BRIEF:
Pick out the lines containing "size".

(Collected data entries)
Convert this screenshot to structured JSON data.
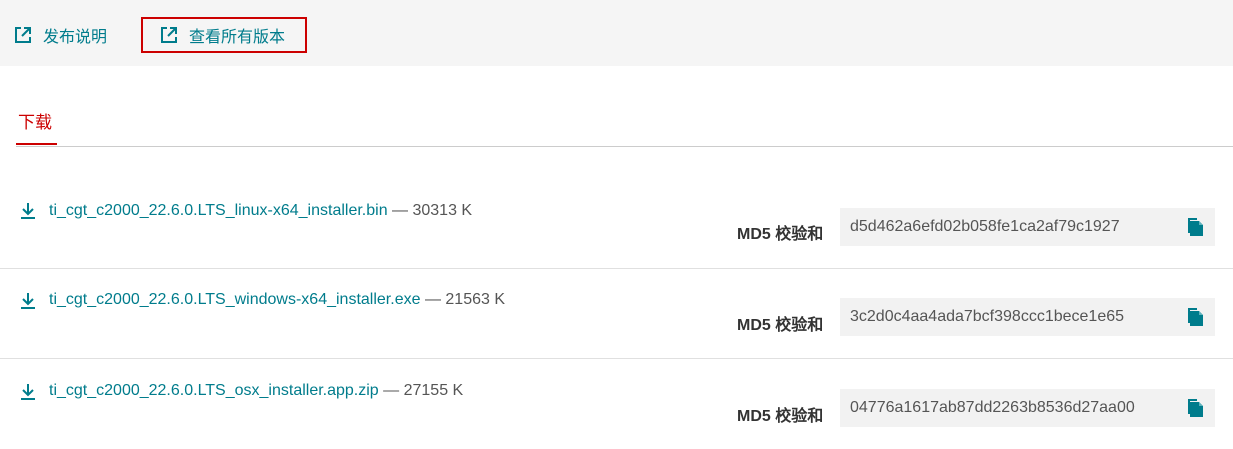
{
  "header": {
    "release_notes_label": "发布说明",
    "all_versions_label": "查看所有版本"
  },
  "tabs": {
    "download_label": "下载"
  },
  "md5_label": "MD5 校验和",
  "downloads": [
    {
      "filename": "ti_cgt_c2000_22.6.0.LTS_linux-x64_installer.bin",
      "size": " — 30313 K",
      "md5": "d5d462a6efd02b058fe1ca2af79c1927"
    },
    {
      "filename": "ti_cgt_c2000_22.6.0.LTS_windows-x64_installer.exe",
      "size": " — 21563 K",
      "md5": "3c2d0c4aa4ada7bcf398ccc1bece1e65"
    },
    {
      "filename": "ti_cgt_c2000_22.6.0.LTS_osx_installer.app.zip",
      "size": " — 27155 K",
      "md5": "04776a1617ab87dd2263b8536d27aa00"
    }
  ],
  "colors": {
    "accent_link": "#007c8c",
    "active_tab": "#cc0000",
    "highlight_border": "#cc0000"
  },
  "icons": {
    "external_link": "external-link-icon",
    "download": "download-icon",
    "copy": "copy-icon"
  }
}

RESPONSE TO THE TASK:
      "size": " — 30313 K",
      "size": " — 21563 K",
      "size": " — 27155 K",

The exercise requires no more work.